- [Exercise] Do not copy the pictures; transcribe all other material exactly.

- [Provided material]
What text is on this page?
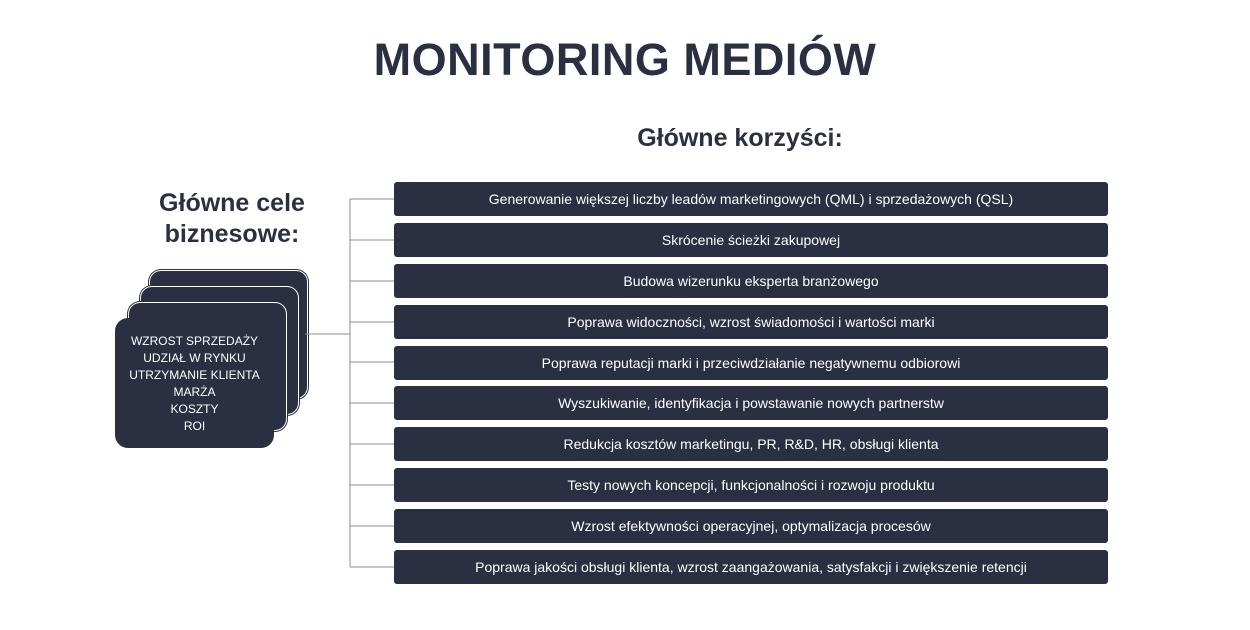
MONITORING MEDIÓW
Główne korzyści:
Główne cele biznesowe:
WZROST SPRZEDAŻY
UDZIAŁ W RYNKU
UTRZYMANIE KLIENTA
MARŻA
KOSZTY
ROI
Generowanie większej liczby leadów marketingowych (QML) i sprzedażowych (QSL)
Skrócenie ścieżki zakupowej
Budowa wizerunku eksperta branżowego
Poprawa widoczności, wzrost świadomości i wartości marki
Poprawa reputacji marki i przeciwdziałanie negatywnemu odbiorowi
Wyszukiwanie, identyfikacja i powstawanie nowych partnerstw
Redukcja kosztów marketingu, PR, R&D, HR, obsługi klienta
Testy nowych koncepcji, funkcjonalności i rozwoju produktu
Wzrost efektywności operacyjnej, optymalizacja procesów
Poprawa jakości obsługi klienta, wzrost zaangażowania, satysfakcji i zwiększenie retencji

- [Response for this exercise]
What text is on this page?
MONITORING MEDIÓW
Główne korzyści:
Główne cele biznesowe:
WZROST SPRZEDAŻY
UDZIAŁ W RYNKU
UTRZYMANIE KLIENTA
MARŻA
KOSZTY
ROI
Generowanie większej liczby leadów marketingowych (QML) i sprzedażowych (QSL)
Skrócenie ścieżki zakupowej
Budowa wizerunku eksperta branżowego
Poprawa widoczności, wzrost świadomości i wartości marki
Poprawa reputacji marki i przeciwdziałanie negatywnemu odbiorowi
Wyszukiwanie, identyfikacja i powstawanie nowych partnerstw
Redukcja kosztów marketingu, PR, R&D, HR, obsługi klienta
Testy nowych koncepcji, funkcjonalności i rozwoju produktu
Wzrost efektywności operacyjnej, optymalizacja procesów
Poprawa jakości obsługi klienta, wzrost zaangażowania, satysfakcji i zwiększenie retencji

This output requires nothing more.